> Available records

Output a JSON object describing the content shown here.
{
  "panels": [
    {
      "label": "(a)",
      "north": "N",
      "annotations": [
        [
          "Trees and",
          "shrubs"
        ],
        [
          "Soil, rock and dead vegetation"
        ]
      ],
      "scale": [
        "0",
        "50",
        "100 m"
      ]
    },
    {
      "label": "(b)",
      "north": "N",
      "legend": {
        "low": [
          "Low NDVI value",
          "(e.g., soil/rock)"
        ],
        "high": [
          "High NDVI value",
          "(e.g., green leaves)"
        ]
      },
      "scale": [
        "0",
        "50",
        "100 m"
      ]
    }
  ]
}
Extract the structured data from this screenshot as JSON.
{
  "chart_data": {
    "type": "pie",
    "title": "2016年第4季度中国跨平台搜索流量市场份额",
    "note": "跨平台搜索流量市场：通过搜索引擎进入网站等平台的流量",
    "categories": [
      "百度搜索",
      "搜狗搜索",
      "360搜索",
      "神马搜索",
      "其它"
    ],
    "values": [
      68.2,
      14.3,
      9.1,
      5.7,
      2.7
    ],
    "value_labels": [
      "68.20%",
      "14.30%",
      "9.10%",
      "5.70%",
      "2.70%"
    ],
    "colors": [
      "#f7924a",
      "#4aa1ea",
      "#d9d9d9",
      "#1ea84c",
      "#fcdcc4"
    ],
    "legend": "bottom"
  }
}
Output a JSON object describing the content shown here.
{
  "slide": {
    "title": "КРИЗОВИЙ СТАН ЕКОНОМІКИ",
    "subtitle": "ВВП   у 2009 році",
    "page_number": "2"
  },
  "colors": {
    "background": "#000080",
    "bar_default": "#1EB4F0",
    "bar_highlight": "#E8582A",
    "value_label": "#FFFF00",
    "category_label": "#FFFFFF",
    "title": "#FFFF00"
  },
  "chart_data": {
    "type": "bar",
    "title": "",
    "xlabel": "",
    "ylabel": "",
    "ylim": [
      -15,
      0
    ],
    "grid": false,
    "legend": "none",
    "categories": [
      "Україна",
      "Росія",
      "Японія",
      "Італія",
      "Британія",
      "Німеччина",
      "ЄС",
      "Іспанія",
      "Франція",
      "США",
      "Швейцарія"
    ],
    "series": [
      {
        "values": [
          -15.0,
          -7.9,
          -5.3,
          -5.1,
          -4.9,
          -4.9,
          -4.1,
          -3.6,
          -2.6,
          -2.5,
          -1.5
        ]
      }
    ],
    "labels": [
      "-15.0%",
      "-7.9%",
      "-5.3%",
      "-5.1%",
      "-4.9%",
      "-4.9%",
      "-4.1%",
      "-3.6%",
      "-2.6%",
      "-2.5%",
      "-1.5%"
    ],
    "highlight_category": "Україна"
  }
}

> Job
Set down all of the entries exactly, please.

> Output for this task
Output a JSON object describing the content shown here.
{
  "panels": [
    {
      "label": "(a)",
      "north": "N",
      "annotations": [
        [
          "Trees and",
          "shrubs"
        ],
        [
          "Soil, rock and dead vegetation"
        ]
      ],
      "scale": [
        "0",
        "50",
        "100 m"
      ]
    },
    {
      "label": "(b)",
      "north": "N",
      "legend": {
        "low": [
          "Low NDVI value",
          "(e.g., soil/rock)"
        ],
        "high": [
          "High NDVI value",
          "(e.g., green leaves)"
        ]
      },
      "scale": [
        "0",
        "50",
        "100 m"
      ]
    }
  ]
}
Extract the structured data from this screenshot as JSON.
{
  "chart_data": {
    "type": "pie",
    "title": "2016年第4季度中国跨平台搜索流量市场份额",
    "note": "跨平台搜索流量市场：通过搜索引擎进入网站等平台的流量",
    "categories": [
      "百度搜索",
      "搜狗搜索",
      "360搜索",
      "神马搜索",
      "其它"
    ],
    "values": [
      68.2,
      14.3,
      9.1,
      5.7,
      2.7
    ],
    "value_labels": [
      "68.20%",
      "14.30%",
      "9.10%",
      "5.70%",
      "2.70%"
    ],
    "colors": [
      "#f7924a",
      "#4aa1ea",
      "#d9d9d9",
      "#1ea84c",
      "#fcdcc4"
    ],
    "legend": "bottom"
  }
}
Output a JSON object describing the content shown here.
{
  "slide": {
    "title": "КРИЗОВИЙ СТАН ЕКОНОМІКИ",
    "subtitle": "ВВП   у 2009 році",
    "page_number": "2"
  },
  "colors": {
    "background": "#000080",
    "bar_default": "#1EB4F0",
    "bar_highlight": "#E8582A",
    "value_label": "#FFFF00",
    "category_label": "#FFFFFF",
    "title": "#FFFF00"
  },
  "chart_data": {
    "type": "bar",
    "title": "",
    "xlabel": "",
    "ylabel": "",
    "ylim": [
      -15,
      0
    ],
    "grid": false,
    "legend": "none",
    "categories": [
      "Україна",
      "Росія",
      "Японія",
      "Італія",
      "Британія",
      "Німеччина",
      "ЄС",
      "Іспанія",
      "Франція",
      "США",
      "Швейцарія"
    ],
    "series": [
      {
        "values": [
          -15.0,
          -7.9,
          -5.3,
          -5.1,
          -4.9,
          -4.9,
          -4.1,
          -3.6,
          -2.6,
          -2.5,
          -1.5
        ]
      }
    ],
    "labels": [
      "-15.0%",
      "-7.9%",
      "-5.3%",
      "-5.1%",
      "-4.9%",
      "-4.9%",
      "-4.1%",
      "-3.6%",
      "-2.6%",
      "-2.5%",
      "-1.5%"
    ],
    "highlight_category": "Україна"
  }
}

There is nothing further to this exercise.